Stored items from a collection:

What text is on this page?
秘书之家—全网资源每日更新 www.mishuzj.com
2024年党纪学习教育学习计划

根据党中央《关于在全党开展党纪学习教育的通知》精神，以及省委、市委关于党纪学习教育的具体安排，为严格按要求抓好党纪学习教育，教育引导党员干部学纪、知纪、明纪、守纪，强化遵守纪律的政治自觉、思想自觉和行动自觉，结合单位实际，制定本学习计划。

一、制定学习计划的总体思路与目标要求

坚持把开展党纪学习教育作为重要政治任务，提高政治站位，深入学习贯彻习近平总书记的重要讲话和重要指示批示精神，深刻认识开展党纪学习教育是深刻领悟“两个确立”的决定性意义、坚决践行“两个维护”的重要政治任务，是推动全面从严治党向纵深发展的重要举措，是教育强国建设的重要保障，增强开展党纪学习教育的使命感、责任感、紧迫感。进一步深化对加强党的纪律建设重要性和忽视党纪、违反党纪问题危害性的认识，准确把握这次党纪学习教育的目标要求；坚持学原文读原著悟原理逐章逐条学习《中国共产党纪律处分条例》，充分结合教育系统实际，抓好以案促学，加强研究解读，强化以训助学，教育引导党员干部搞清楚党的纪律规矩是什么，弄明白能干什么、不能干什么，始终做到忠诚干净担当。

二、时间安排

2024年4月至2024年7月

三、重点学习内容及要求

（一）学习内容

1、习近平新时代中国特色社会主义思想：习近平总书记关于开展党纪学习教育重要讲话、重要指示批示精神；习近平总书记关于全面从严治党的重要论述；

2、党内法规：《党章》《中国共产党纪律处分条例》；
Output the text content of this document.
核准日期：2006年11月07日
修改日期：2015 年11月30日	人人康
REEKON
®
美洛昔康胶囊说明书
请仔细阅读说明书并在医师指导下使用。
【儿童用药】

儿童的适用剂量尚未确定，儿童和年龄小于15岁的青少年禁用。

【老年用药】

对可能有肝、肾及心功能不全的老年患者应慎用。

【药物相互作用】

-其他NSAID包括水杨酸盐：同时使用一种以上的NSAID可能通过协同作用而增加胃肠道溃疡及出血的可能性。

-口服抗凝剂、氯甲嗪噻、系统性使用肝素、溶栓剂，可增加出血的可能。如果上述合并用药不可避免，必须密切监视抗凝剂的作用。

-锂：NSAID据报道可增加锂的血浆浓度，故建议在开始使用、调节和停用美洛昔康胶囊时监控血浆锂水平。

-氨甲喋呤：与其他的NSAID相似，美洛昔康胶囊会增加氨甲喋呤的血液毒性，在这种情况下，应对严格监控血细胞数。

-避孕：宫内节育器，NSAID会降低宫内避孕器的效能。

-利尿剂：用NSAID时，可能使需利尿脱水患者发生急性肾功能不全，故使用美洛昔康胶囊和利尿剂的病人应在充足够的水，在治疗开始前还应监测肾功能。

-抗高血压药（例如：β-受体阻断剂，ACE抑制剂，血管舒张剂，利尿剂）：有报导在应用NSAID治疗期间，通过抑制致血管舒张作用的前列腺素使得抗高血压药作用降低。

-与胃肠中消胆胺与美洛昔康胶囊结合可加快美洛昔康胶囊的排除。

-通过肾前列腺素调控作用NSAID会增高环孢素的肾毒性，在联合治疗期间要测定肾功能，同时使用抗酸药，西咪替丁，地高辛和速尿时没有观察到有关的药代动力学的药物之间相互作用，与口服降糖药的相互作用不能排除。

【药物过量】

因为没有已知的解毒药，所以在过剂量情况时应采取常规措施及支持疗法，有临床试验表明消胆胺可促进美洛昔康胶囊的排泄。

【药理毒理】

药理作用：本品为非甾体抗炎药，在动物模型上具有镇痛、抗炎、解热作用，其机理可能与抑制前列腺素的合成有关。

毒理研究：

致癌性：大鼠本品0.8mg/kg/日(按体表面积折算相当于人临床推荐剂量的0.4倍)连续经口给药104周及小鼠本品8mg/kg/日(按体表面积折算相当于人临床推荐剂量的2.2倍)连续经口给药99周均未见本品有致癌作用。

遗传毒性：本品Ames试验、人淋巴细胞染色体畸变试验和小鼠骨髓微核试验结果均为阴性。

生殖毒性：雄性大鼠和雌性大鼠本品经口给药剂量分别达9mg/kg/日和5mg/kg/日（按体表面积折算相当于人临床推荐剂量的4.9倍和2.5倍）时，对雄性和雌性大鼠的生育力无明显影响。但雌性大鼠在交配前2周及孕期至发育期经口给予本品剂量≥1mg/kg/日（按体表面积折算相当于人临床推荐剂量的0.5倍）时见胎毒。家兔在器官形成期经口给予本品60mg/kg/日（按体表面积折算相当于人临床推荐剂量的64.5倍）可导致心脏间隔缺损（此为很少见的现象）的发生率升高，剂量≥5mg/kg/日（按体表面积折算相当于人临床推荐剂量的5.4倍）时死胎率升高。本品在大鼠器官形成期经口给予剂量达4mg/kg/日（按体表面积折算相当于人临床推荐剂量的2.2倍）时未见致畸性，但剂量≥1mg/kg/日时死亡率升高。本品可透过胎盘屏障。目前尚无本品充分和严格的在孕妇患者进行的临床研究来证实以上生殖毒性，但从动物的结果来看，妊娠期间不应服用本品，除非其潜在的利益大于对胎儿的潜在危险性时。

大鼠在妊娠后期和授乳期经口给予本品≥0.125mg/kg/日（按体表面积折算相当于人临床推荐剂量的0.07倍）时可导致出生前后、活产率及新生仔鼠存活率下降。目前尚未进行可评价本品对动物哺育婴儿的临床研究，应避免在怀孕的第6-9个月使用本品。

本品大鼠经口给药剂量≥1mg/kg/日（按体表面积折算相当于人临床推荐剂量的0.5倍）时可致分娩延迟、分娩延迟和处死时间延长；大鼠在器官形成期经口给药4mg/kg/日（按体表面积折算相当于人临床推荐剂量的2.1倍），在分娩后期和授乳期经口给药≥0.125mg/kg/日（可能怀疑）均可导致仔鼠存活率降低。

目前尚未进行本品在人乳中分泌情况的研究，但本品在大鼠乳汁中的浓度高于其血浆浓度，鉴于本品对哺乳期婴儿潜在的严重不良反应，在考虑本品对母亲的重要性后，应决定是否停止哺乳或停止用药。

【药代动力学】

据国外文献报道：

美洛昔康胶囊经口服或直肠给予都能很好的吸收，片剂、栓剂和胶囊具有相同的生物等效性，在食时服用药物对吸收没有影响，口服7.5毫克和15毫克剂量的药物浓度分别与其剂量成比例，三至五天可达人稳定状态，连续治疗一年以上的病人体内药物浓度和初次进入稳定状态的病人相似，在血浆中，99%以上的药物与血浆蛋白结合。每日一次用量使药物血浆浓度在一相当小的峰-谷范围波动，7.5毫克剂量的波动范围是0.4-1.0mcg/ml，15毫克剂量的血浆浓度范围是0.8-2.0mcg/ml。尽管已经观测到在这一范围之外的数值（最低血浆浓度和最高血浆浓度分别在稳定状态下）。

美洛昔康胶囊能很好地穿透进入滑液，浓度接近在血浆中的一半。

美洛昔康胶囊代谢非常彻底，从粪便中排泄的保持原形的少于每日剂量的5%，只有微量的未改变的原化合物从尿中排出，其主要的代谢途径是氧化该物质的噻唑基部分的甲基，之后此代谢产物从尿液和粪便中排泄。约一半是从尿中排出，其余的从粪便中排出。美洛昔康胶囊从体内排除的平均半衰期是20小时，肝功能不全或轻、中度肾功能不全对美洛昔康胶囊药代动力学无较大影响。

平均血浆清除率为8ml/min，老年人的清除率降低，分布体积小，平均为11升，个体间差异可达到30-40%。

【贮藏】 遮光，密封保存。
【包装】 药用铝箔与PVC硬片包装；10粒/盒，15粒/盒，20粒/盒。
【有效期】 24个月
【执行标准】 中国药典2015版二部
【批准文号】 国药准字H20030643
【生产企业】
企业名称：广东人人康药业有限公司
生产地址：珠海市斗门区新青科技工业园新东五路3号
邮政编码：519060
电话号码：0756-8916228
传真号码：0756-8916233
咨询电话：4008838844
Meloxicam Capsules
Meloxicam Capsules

Short exercise | Using the entries above, return each line that includes the word "this".

Exercise response |
What text is on this page?
Output the text content of this document.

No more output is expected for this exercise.